*DATASET RECORDS*
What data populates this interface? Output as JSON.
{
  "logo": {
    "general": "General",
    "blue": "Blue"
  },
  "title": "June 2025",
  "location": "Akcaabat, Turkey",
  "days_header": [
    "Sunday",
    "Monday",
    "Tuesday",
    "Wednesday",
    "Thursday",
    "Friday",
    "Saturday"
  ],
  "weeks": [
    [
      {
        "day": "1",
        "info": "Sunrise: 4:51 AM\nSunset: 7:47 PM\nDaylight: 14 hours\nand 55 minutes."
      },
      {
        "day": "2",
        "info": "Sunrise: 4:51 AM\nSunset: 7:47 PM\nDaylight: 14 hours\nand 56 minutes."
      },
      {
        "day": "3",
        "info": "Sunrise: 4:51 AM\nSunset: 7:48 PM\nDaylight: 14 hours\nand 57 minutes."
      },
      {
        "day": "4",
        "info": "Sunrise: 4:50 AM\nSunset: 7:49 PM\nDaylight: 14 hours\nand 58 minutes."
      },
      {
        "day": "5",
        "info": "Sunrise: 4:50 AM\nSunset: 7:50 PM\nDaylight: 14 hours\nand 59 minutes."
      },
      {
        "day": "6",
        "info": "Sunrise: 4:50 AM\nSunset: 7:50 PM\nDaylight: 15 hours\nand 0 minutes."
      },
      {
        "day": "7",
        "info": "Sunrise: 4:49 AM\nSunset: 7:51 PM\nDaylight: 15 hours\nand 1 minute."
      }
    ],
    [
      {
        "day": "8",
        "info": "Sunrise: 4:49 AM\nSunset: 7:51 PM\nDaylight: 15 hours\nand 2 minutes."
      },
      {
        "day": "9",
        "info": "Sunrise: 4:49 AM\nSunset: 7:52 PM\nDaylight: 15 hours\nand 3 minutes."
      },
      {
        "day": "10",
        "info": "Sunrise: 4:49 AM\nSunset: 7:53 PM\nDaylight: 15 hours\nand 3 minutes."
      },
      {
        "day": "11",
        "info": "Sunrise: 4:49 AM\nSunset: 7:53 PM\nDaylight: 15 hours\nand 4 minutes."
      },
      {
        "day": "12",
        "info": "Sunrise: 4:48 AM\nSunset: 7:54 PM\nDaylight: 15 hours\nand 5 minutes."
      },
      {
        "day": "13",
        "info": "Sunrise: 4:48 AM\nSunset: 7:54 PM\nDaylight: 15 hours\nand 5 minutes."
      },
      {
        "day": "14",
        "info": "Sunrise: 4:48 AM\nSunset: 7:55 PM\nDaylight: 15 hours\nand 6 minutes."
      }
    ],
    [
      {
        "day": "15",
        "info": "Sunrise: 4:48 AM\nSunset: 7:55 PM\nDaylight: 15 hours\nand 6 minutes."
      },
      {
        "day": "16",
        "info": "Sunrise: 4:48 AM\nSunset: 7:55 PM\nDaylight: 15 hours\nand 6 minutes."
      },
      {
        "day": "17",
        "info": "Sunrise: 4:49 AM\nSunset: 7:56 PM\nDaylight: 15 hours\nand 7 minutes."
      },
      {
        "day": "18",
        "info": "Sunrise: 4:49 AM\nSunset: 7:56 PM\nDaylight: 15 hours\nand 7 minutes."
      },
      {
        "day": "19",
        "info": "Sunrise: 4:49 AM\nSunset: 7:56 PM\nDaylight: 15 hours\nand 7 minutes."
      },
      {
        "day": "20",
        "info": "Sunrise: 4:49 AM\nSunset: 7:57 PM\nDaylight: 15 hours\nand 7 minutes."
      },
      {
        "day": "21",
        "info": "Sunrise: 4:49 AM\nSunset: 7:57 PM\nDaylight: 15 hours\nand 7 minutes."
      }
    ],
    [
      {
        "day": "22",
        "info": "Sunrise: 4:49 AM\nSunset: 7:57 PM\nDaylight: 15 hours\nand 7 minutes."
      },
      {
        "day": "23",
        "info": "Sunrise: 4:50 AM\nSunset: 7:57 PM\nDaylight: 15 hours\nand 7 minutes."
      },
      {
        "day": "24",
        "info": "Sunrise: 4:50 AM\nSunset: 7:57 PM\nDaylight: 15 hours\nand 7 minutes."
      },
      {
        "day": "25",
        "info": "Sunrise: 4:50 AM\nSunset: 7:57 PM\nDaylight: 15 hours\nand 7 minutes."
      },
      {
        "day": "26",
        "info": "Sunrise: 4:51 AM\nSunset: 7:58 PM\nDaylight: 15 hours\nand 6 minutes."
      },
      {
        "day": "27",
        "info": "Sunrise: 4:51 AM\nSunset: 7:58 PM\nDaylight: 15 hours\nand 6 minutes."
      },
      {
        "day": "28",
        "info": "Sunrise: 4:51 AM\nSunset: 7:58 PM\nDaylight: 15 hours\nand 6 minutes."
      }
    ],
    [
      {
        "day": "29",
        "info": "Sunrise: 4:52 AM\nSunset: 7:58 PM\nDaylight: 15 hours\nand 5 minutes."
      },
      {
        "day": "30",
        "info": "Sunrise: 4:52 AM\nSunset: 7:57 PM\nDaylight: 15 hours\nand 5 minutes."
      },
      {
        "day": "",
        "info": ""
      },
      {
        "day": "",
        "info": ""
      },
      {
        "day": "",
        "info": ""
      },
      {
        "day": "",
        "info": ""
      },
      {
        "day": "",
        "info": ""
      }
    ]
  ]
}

*TASK DETAILS*
Return every line exactly.

*PROBLEM SOLUTION*
What data populates this interface? Output as JSON.
{
  "logo": {
    "general": "General",
    "blue": "Blue"
  },
  "title": "June 2025",
  "location": "Akcaabat, Turkey",
  "days_header": [
    "Sunday",
    "Monday",
    "Tuesday",
    "Wednesday",
    "Thursday",
    "Friday",
    "Saturday"
  ],
  "weeks": [
    [
      {
        "day": "1",
        "info": "Sunrise: 4:51 AM\nSunset: 7:47 PM\nDaylight: 14 hours\nand 55 minutes."
      },
      {
        "day": "2",
        "info": "Sunrise: 4:51 AM\nSunset: 7:47 PM\nDaylight: 14 hours\nand 56 minutes."
      },
      {
        "day": "3",
        "info": "Sunrise: 4:51 AM\nSunset: 7:48 PM\nDaylight: 14 hours\nand 57 minutes."
      },
      {
        "day": "4",
        "info": "Sunrise: 4:50 AM\nSunset: 7:49 PM\nDaylight: 14 hours\nand 58 minutes."
      },
      {
        "day": "5",
        "info": "Sunrise: 4:50 AM\nSunset: 7:50 PM\nDaylight: 14 hours\nand 59 minutes."
      },
      {
        "day": "6",
        "info": "Sunrise: 4:50 AM\nSunset: 7:50 PM\nDaylight: 15 hours\nand 0 minutes."
      },
      {
        "day": "7",
        "info": "Sunrise: 4:49 AM\nSunset: 7:51 PM\nDaylight: 15 hours\nand 1 minute."
      }
    ],
    [
      {
        "day": "8",
        "info": "Sunrise: 4:49 AM\nSunset: 7:51 PM\nDaylight: 15 hours\nand 2 minutes."
      },
      {
        "day": "9",
        "info": "Sunrise: 4:49 AM\nSunset: 7:52 PM\nDaylight: 15 hours\nand 3 minutes."
      },
      {
        "day": "10",
        "info": "Sunrise: 4:49 AM\nSunset: 7:53 PM\nDaylight: 15 hours\nand 3 minutes."
      },
      {
        "day": "11",
        "info": "Sunrise: 4:49 AM\nSunset: 7:53 PM\nDaylight: 15 hours\nand 4 minutes."
      },
      {
        "day": "12",
        "info": "Sunrise: 4:48 AM\nSunset: 7:54 PM\nDaylight: 15 hours\nand 5 minutes."
      },
      {
        "day": "13",
        "info": "Sunrise: 4:48 AM\nSunset: 7:54 PM\nDaylight: 15 hours\nand 5 minutes."
      },
      {
        "day": "14",
        "info": "Sunrise: 4:48 AM\nSunset: 7:55 PM\nDaylight: 15 hours\nand 6 minutes."
      }
    ],
    [
      {
        "day": "15",
        "info": "Sunrise: 4:48 AM\nSunset: 7:55 PM\nDaylight: 15 hours\nand 6 minutes."
      },
      {
        "day": "16",
        "info": "Sunrise: 4:48 AM\nSunset: 7:55 PM\nDaylight: 15 hours\nand 6 minutes."
      },
      {
        "day": "17",
        "info": "Sunrise: 4:49 AM\nSunset: 7:56 PM\nDaylight: 15 hours\nand 7 minutes."
      },
      {
        "day": "18",
        "info": "Sunrise: 4:49 AM\nSunset: 7:56 PM\nDaylight: 15 hours\nand 7 minutes."
      },
      {
        "day": "19",
        "info": "Sunrise: 4:49 AM\nSunset: 7:56 PM\nDaylight: 15 hours\nand 7 minutes."
      },
      {
        "day": "20",
        "info": "Sunrise: 4:49 AM\nSunset: 7:57 PM\nDaylight: 15 hours\nand 7 minutes."
      },
      {
        "day": "21",
        "info": "Sunrise: 4:49 AM\nSunset: 7:57 PM\nDaylight: 15 hours\nand 7 minutes."
      }
    ],
    [
      {
        "day": "22",
        "info": "Sunrise: 4:49 AM\nSunset: 7:57 PM\nDaylight: 15 hours\nand 7 minutes."
      },
      {
        "day": "23",
        "info": "Sunrise: 4:50 AM\nSunset: 7:57 PM\nDaylight: 15 hours\nand 7 minutes."
      },
      {
        "day": "24",
        "info": "Sunrise: 4:50 AM\nSunset: 7:57 PM\nDaylight: 15 hours\nand 7 minutes."
      },
      {
        "day": "25",
        "info": "Sunrise: 4:50 AM\nSunset: 7:57 PM\nDaylight: 15 hours\nand 7 minutes."
      },
      {
        "day": "26",
        "info": "Sunrise: 4:51 AM\nSunset: 7:58 PM\nDaylight: 15 hours\nand 6 minutes."
      },
      {
        "day": "27",
        "info": "Sunrise: 4:51 AM\nSunset: 7:58 PM\nDaylight: 15 hours\nand 6 minutes."
      },
      {
        "day": "28",
        "info": "Sunrise: 4:51 AM\nSunset: 7:58 PM\nDaylight: 15 hours\nand 6 minutes."
      }
    ],
    [
      {
        "day": "29",
        "info": "Sunrise: 4:52 AM\nSunset: 7:58 PM\nDaylight: 15 hours\nand 5 minutes."
      },
      {
        "day": "30",
        "info": "Sunrise: 4:52 AM\nSunset: 7:57 PM\nDaylight: 15 hours\nand 5 minutes."
      },
      {
        "day": "",
        "info": ""
      },
      {
        "day": "",
        "info": ""
      },
      {
        "day": "",
        "info": ""
      },
      {
        "day": "",
        "info": ""
      },
      {
        "day": "",
        "info": ""
      }
    ]
  ]
}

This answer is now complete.